Entries provided:
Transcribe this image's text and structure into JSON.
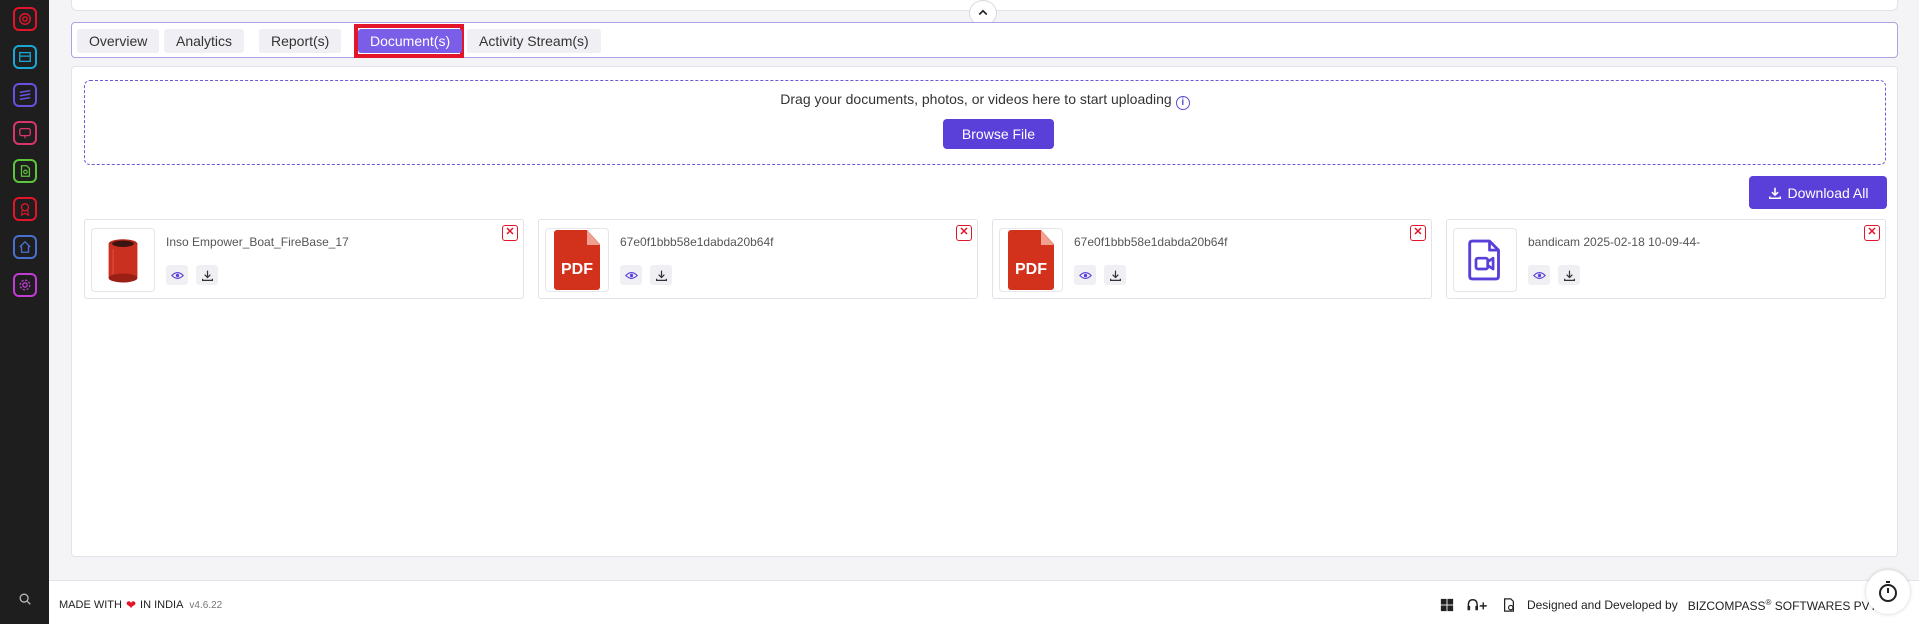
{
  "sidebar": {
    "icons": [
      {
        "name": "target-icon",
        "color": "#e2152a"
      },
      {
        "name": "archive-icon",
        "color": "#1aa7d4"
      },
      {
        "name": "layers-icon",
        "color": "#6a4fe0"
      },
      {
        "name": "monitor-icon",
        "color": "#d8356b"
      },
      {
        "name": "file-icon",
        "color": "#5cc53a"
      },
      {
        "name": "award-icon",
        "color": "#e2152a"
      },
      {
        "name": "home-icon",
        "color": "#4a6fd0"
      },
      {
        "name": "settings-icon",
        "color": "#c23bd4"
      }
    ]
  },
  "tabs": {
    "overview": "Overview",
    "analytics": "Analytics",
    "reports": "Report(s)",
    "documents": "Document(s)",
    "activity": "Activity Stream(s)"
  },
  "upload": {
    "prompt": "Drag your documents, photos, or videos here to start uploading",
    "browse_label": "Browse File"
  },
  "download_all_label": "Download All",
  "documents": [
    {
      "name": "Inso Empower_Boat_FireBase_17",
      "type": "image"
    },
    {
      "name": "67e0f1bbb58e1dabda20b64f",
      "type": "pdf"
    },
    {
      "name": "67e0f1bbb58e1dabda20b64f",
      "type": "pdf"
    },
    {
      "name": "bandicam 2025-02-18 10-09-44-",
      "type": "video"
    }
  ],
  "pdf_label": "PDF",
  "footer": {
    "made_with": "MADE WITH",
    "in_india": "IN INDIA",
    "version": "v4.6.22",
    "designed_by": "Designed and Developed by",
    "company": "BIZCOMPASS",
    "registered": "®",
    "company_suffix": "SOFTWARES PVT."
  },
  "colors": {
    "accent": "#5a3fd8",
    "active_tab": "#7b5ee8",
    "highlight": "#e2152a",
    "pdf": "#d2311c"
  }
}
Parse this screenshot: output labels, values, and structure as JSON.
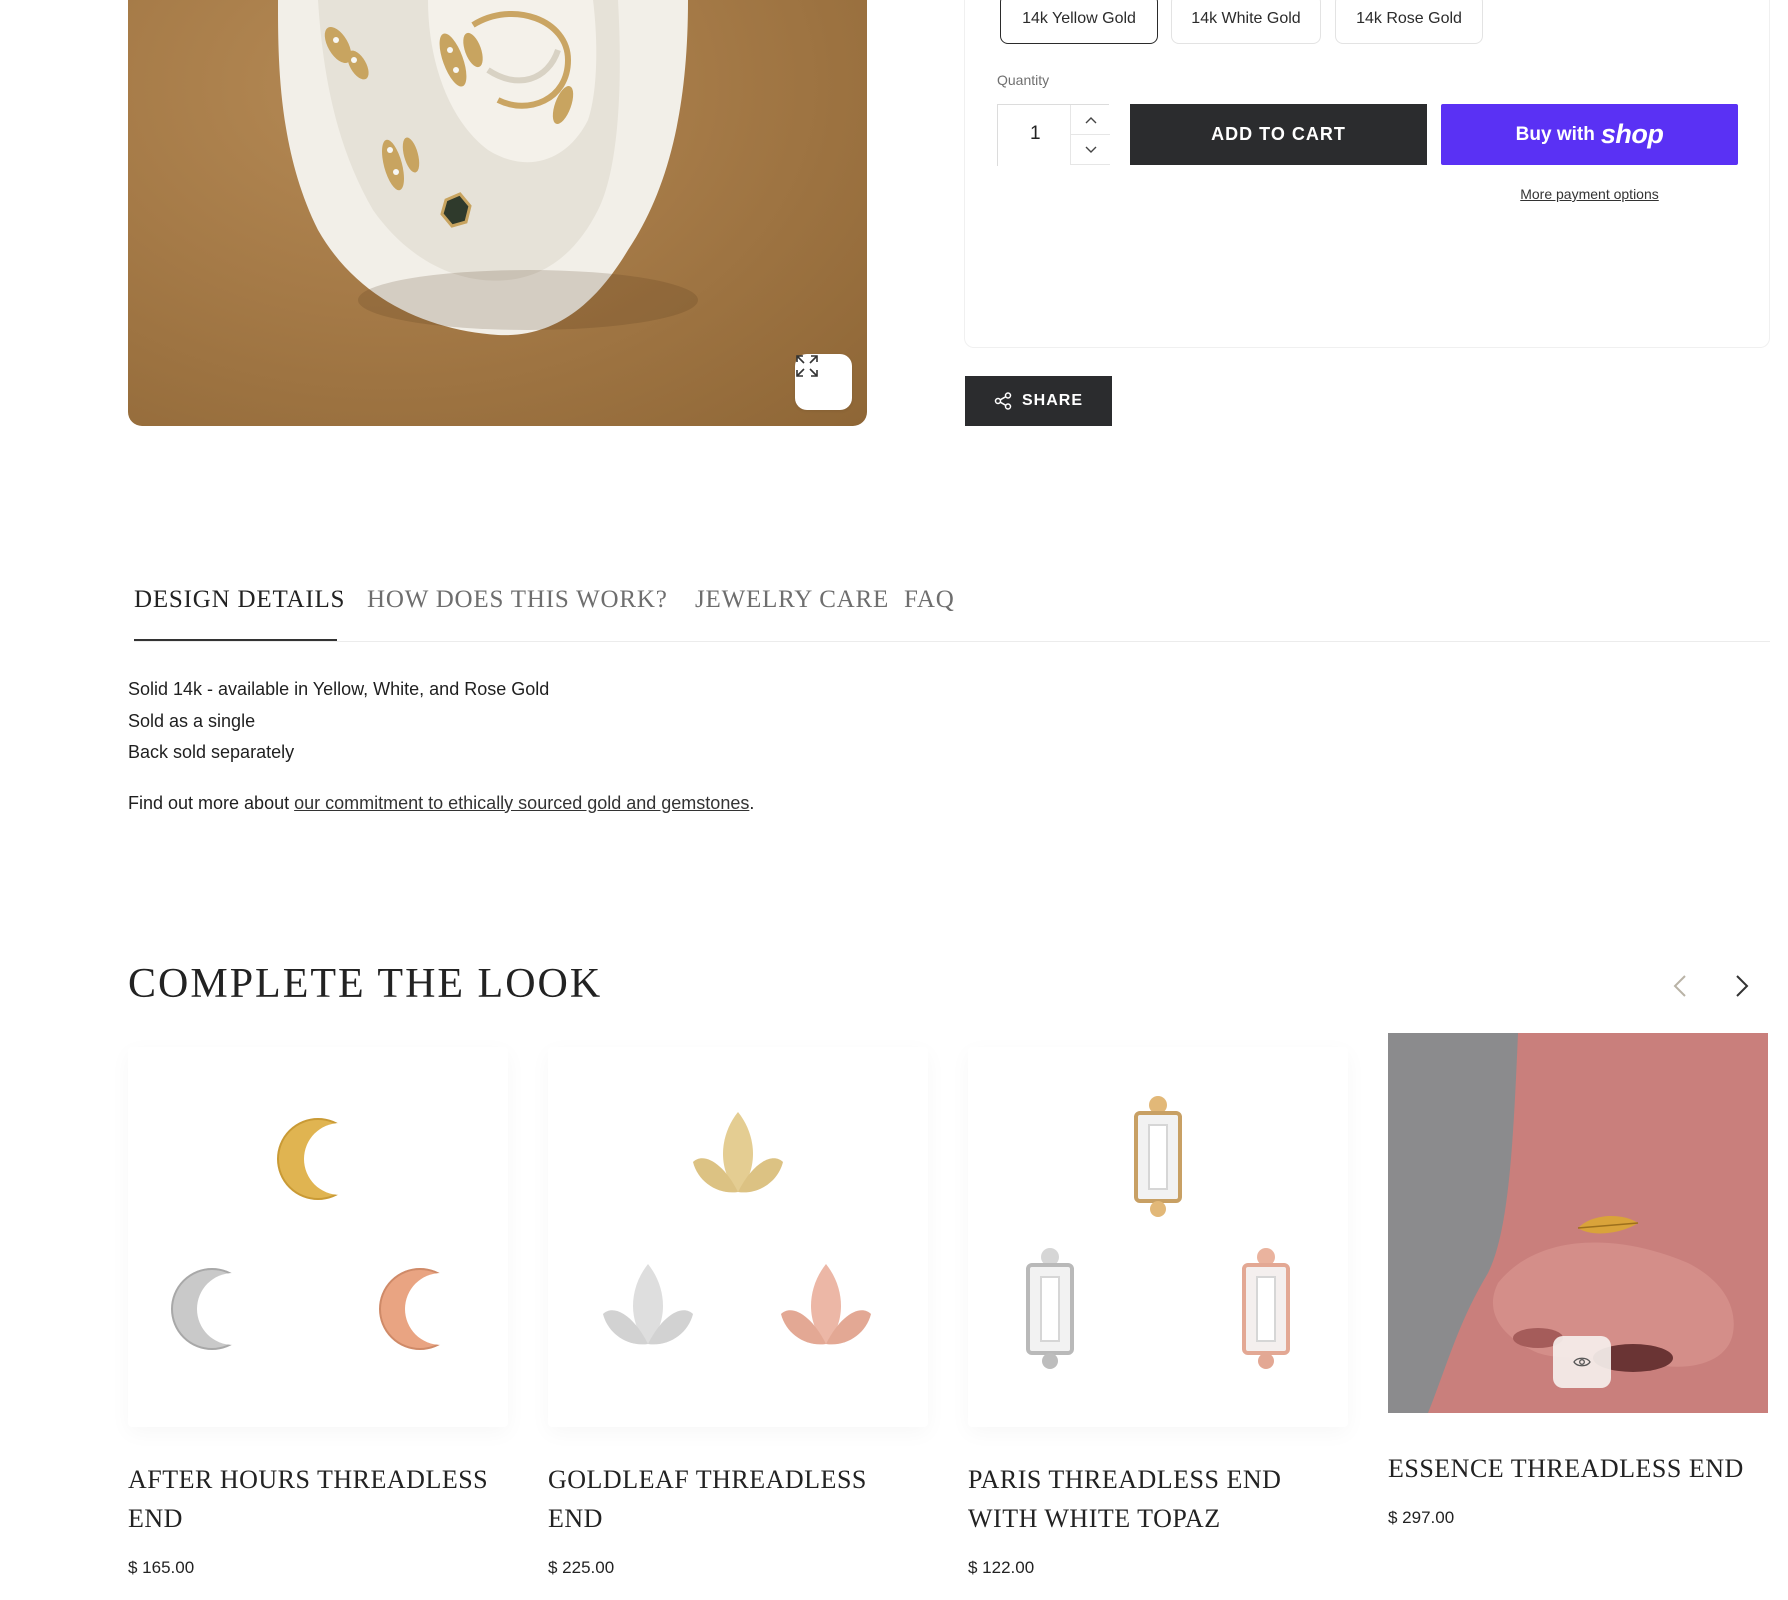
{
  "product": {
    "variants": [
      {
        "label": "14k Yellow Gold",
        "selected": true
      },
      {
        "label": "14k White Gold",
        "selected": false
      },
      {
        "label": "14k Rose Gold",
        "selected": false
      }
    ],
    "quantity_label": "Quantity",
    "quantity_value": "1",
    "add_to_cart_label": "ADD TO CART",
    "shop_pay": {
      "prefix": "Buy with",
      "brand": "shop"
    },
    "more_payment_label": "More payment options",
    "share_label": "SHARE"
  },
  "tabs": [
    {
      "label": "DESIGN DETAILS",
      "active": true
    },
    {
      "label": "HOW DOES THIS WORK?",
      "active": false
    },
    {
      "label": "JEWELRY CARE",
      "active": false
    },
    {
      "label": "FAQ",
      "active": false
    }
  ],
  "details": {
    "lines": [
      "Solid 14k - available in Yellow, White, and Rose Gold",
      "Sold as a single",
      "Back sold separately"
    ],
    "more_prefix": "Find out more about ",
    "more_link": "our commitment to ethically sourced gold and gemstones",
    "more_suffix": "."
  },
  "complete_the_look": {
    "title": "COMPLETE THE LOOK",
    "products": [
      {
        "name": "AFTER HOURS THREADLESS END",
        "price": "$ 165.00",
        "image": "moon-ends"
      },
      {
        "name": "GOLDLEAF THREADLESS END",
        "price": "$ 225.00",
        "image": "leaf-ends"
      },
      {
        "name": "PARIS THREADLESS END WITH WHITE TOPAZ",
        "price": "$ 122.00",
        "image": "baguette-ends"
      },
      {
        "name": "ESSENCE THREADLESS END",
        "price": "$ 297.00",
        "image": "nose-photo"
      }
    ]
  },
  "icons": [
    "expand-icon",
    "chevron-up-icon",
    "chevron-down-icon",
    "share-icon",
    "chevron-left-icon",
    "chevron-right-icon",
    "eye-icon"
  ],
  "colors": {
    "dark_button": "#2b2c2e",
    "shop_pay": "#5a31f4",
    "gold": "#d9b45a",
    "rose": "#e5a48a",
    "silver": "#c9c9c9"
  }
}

Given instruction: Which lines hold the word "Yellow"? Show each one.

Answer to the problem:
        "label": "14k Yellow Gold",
      "Solid 14k - available in Yellow, White, and Rose Gold",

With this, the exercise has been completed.